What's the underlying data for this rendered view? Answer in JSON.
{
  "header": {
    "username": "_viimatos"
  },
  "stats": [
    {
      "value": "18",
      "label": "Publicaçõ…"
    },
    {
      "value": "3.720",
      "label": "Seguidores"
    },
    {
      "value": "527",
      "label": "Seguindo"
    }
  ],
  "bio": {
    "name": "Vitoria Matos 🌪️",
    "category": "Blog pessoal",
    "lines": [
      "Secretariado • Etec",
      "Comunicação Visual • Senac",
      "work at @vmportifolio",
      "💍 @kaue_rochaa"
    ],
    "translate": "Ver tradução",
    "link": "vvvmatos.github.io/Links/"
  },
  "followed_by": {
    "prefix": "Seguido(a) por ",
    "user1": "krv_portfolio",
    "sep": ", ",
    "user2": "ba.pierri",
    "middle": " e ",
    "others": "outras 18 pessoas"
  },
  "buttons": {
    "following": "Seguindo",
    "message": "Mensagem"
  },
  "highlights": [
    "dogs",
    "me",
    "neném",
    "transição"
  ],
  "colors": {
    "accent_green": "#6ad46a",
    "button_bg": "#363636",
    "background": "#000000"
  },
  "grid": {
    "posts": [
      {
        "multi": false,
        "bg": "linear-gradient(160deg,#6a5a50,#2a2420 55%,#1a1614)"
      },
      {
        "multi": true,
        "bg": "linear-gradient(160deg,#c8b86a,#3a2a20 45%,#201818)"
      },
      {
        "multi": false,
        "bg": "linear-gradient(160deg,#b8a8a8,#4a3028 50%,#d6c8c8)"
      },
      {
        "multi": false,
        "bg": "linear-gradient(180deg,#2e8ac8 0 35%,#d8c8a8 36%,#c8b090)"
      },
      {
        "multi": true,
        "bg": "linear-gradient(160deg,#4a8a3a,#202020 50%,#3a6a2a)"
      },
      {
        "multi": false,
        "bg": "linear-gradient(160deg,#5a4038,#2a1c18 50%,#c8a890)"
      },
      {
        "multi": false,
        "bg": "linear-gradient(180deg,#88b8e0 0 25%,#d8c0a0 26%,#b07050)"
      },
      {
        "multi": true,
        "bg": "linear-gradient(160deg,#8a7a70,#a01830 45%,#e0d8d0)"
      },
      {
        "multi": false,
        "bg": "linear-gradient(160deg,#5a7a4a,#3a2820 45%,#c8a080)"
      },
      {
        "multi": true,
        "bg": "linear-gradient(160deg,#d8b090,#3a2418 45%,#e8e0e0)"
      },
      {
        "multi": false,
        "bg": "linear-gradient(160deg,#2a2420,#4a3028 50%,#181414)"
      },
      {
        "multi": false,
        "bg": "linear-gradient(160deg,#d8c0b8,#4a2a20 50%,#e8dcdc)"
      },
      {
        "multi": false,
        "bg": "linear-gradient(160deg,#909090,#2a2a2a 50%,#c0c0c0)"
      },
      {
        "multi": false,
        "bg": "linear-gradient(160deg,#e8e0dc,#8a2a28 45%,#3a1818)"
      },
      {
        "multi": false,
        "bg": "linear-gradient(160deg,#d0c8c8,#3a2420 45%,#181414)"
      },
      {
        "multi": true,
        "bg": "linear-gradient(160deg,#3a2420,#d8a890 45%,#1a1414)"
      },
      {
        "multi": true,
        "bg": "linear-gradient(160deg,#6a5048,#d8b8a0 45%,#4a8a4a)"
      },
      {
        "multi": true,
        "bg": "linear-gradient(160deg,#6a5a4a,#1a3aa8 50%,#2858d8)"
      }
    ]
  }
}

**Do this**
Extract each line from the listing that holds the word "Seguindo".

**Task solution**
      "label": "Seguindo"
    "following": "Seguindo",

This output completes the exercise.